— start —
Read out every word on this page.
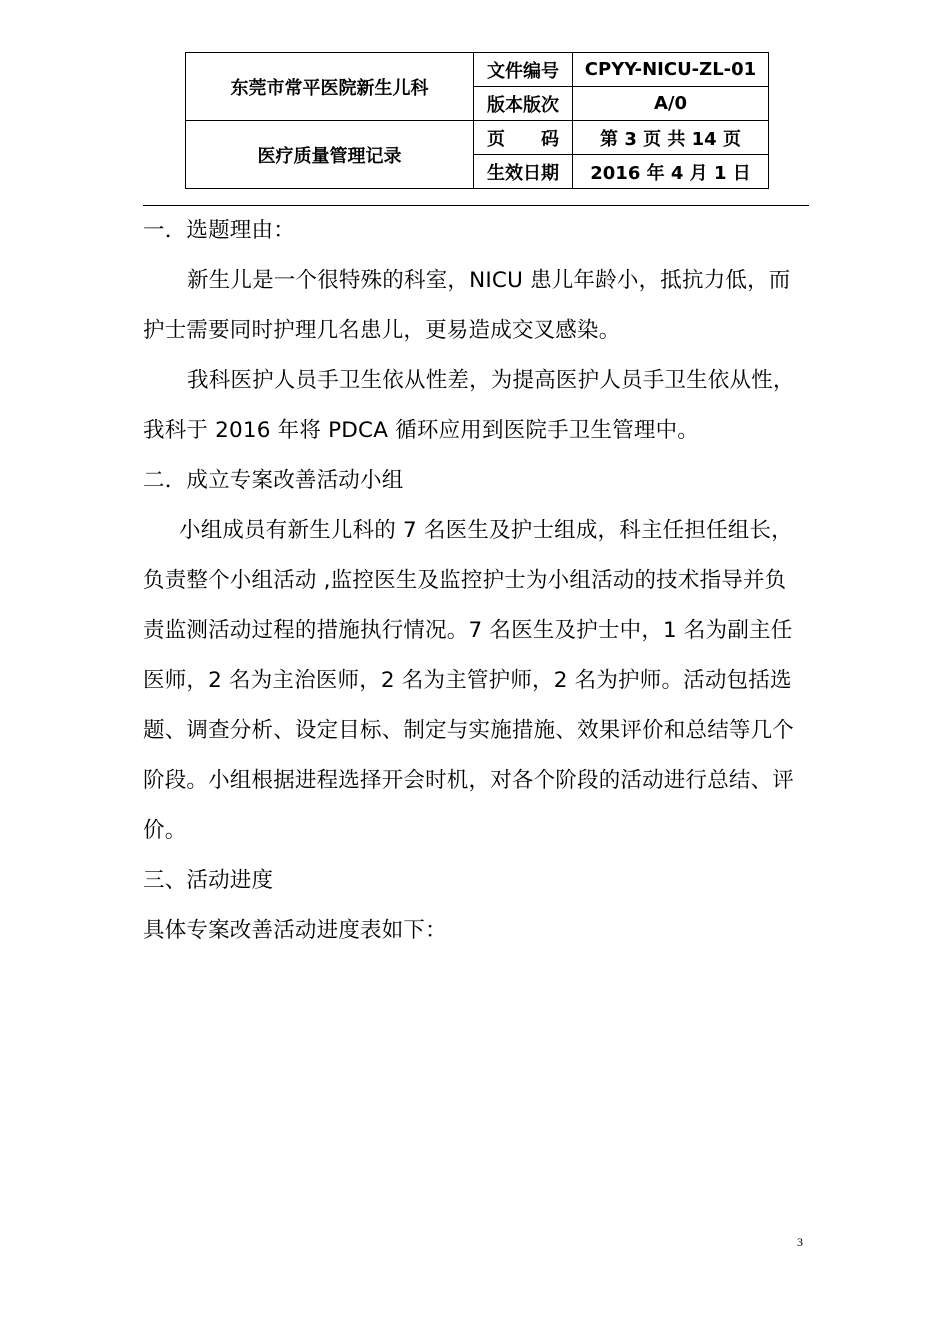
东莞市常平医院新生儿科	文件编号	CPYY-NICU-ZL-01
	版本版次	A/0
医疗质量管理记录	页 码	第 3 页 共 14 页
	生效日期	2016 年 4 月 1 日
一．选题理由：
新生儿是一个很特殊的科室，NICU 患儿年龄小，抵抗力低，而
护士需要同时护理几名患儿，更易造成交叉感染。
我科医护人员手卫生依从性差，为提高医护人员手卫生依从性，
我科于 2016 年将 PDCA 循环应用到医院手卫生管理中。
二．成立专案改善活动小组
小组成员有新生儿科的 7 名医生及护士组成，科主任担任组长，
负责整个小组活动 ,监控医生及监控护士为小组活动的技术指导并负
责监测活动过程的措施执行情况。7 名医生及护士中，1 名为副主任
医师，2 名为主治医师，2 名为主管护师，2 名为护师。活动包括选
题、调查分析、设定目标、制定与实施措施、效果评价和总结等几个
阶段。小组根据进程选择开会时机，对各个阶段的活动进行总结、评
价。
三、活动进度
具体专案改善活动进度表如下：
3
— end —
Short task >> Leave out the pictures, and give all the records again exactly.

Answer to this problem >>
Read out every word on this page.
东莞市常平医院新生儿科	文件编号	CPYY-NICU-ZL-01
	版本版次	A/0
医疗质量管理记录	页 码	第 3 页 共 14 页
	生效日期	2016 年 4 月 1 日
一．选题理由：
新生儿是一个很特殊的科室，NICU 患儿年龄小，抵抗力低，而
护士需要同时护理几名患儿，更易造成交叉感染。
我科医护人员手卫生依从性差，为提高医护人员手卫生依从性，
我科于 2016 年将 PDCA 循环应用到医院手卫生管理中。
二．成立专案改善活动小组
小组成员有新生儿科的 7 名医生及护士组成，科主任担任组长，
负责整个小组活动 ,监控医生及监控护士为小组活动的技术指导并负
责监测活动过程的措施执行情况。7 名医生及护士中，1 名为副主任
医师，2 名为主治医师，2 名为主管护师，2 名为护师。活动包括选
题、调查分析、设定目标、制定与实施措施、效果评价和总结等几个
阶段。小组根据进程选择开会时机，对各个阶段的活动进行总结、评
价。
三、活动进度
具体专案改善活动进度表如下：
3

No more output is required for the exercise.